Passage shown —
--- START ---

Are people looking at taxes as being as absolute and certain as death, and complying fully with it? How many people and businesses are registered with tax authorities? Are all the income earning sectors/persons paying taxes? This article is a small effort to analyze the tax compliance level in Nepal and to initiate a discussion on tax reform.

The financial year 20011-12 has been a successful year in terms of tax collections in Nepal . The revenue growth was over 22 percent, which exceeded the target by over Rs 2 billion. Such success is rare for Nepal. However, there is no room for complacency. In Nepal, just over eight hundred thousand taxpayers are registered into the tax bracket from a population of over 28 million. The tax –GDP ratio is about 13 percent, even lower than the Low Income Countries (LIC) average, which stands at over 15 percent .
A tax compliance cost survey conducted by IFC has revealed compliance costs are unnaturally high in Nepal. In the Doing Business Report of the IFC , Nepal ranks 107th among 180 countries studied in the report. Studies from the Asian Development Bank (ADB) and the World Bank have suggested that about 38 percent of Nepal’s economy is being run through the informal sector. Moreover, due to the meager domestic revenue, the government’s dependence on foreign aid - which is not a sustainable or predictable source - is very high. Hence, initiating tax reforms is of utmost importance.

--- END ---

Required work —
- 1) According to the Nepal tax article, what share of Nepal's economy runs through the informal sector, as suggested by ADB and World Bank studies?
- 2) Please duplicate the Nepal tax article from the words "Are people looking" up to and including the words "on tax reform.".

Extracted records —
--- START ---

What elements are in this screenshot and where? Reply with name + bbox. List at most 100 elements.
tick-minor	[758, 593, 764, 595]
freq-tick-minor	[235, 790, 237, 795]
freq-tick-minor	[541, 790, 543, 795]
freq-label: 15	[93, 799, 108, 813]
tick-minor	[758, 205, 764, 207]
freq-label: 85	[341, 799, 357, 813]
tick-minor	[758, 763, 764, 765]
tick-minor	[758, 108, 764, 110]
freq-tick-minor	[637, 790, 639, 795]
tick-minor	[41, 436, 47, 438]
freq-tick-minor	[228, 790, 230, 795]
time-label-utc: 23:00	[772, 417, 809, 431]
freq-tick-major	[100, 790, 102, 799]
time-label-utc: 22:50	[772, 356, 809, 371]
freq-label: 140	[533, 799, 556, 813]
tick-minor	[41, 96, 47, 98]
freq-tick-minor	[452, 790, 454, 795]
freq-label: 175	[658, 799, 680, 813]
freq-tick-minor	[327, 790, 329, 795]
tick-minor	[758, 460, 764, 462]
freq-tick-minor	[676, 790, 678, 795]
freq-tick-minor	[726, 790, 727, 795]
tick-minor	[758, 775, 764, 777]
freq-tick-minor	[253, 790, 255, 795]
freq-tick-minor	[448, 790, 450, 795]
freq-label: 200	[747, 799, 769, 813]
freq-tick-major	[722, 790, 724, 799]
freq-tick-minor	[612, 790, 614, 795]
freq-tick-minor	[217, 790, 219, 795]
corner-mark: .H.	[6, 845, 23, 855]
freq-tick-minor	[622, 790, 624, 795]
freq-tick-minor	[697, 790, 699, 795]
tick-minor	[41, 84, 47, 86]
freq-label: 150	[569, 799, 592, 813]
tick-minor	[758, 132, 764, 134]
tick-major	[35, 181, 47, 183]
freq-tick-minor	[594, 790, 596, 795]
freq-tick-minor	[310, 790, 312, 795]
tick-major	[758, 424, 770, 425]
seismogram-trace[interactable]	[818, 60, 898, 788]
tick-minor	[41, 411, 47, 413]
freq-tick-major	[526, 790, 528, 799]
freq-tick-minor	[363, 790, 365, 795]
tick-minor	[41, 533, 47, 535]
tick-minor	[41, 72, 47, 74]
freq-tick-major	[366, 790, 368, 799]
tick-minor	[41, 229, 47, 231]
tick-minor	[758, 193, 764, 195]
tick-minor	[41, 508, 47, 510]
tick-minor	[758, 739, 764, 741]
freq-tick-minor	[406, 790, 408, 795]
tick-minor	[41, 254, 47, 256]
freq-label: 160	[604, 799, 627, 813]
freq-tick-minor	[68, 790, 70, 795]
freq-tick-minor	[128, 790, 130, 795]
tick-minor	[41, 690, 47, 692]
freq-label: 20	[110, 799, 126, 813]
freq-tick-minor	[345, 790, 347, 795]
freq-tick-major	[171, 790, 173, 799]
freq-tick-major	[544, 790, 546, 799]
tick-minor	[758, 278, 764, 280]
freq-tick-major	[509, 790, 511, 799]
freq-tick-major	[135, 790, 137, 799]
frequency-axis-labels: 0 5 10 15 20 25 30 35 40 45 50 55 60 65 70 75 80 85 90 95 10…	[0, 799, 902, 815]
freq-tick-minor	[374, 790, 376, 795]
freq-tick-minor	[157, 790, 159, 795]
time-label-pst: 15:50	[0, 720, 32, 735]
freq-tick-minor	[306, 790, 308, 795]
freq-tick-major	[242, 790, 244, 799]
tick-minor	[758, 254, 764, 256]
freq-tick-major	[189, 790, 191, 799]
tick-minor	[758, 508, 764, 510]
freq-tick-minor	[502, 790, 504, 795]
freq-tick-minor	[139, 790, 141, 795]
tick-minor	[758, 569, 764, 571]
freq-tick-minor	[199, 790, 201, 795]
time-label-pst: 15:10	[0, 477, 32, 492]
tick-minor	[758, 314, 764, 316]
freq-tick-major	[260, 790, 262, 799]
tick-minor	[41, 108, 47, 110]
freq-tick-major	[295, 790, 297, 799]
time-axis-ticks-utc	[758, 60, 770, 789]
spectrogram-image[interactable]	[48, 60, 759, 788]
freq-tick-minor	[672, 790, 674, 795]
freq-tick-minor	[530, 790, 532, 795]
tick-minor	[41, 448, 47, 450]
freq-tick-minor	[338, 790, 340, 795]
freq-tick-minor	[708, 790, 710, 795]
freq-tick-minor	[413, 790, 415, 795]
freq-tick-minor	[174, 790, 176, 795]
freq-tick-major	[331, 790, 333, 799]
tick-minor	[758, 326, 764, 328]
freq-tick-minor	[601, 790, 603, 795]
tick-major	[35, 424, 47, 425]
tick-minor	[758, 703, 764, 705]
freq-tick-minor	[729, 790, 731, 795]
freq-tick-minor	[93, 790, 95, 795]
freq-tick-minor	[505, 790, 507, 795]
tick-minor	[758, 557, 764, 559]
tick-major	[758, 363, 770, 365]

--- END ---

Final answers —
- 1) About 38 percent.

- 2)
Are people looking at taxes as being as absolute and certain as death, and complying fully with it? How many people and businesses are registered with tax authorities? Are all the income earning sectors/persons paying taxes? This article is a small effort to analyze the tax compliance level in Nepal and to initiate a discussion on tax reform.